STATED PROBLEM
Search the material below for the word "JSON" and copy every line in which it occurs.

RECORD EXTRACTS
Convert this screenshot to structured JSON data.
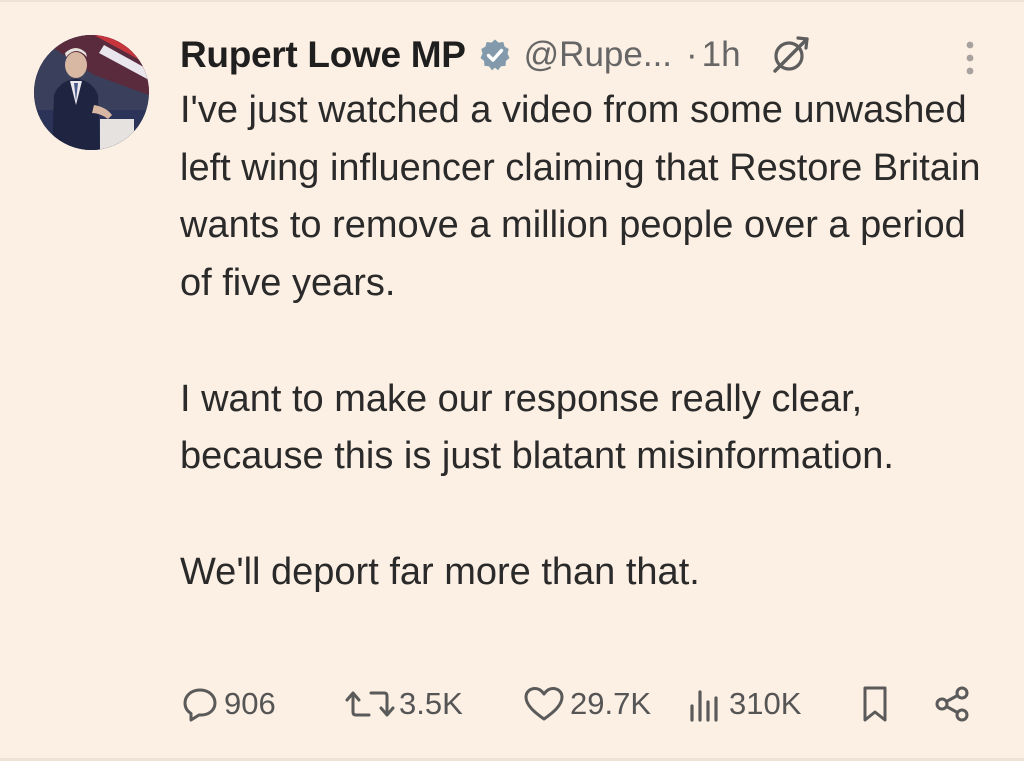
{
  "author": {
    "name": "Rupert Lowe MP",
    "handle": "@Rupe...",
    "separator": "·",
    "time": "1h",
    "verified": true,
    "avatar": "avatar-photo"
  },
  "tweet": {
    "paragraphs": [
      "I've just watched a video from some unwashed left wing influencer claiming that Restore Britain wants to remove a million people over a period of five years.",
      "I want to make our response really clear, because this is just blatant misinformation.",
      "We'll deport far more than that."
    ]
  },
  "actions": {
    "reply_count": "906",
    "repost_count": "3.5K",
    "like_count": "29.7K",
    "views_count": "310K"
  },
  "icons": {
    "verified": "verified-badge-icon",
    "grok": "grok-icon",
    "more": "more-vertical-icon",
    "reply": "reply-icon",
    "repost": "repost-icon",
    "like": "heart-icon",
    "views": "views-chart-icon",
    "bookmark": "bookmark-icon",
    "share": "share-icon"
  },
  "colors": {
    "background": "#fcefe3",
    "text": "#2a2a2a",
    "muted": "#666666",
    "verified_badge": "#829aab"
  }
}
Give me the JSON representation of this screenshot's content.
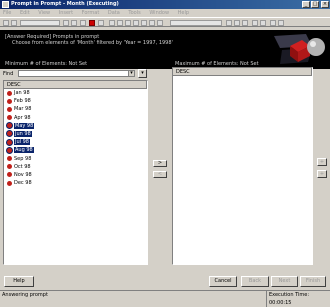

THE SOLUTION
Convert this screenshot to structured JSON data.
Give me the JSON representation of this screenshot's content.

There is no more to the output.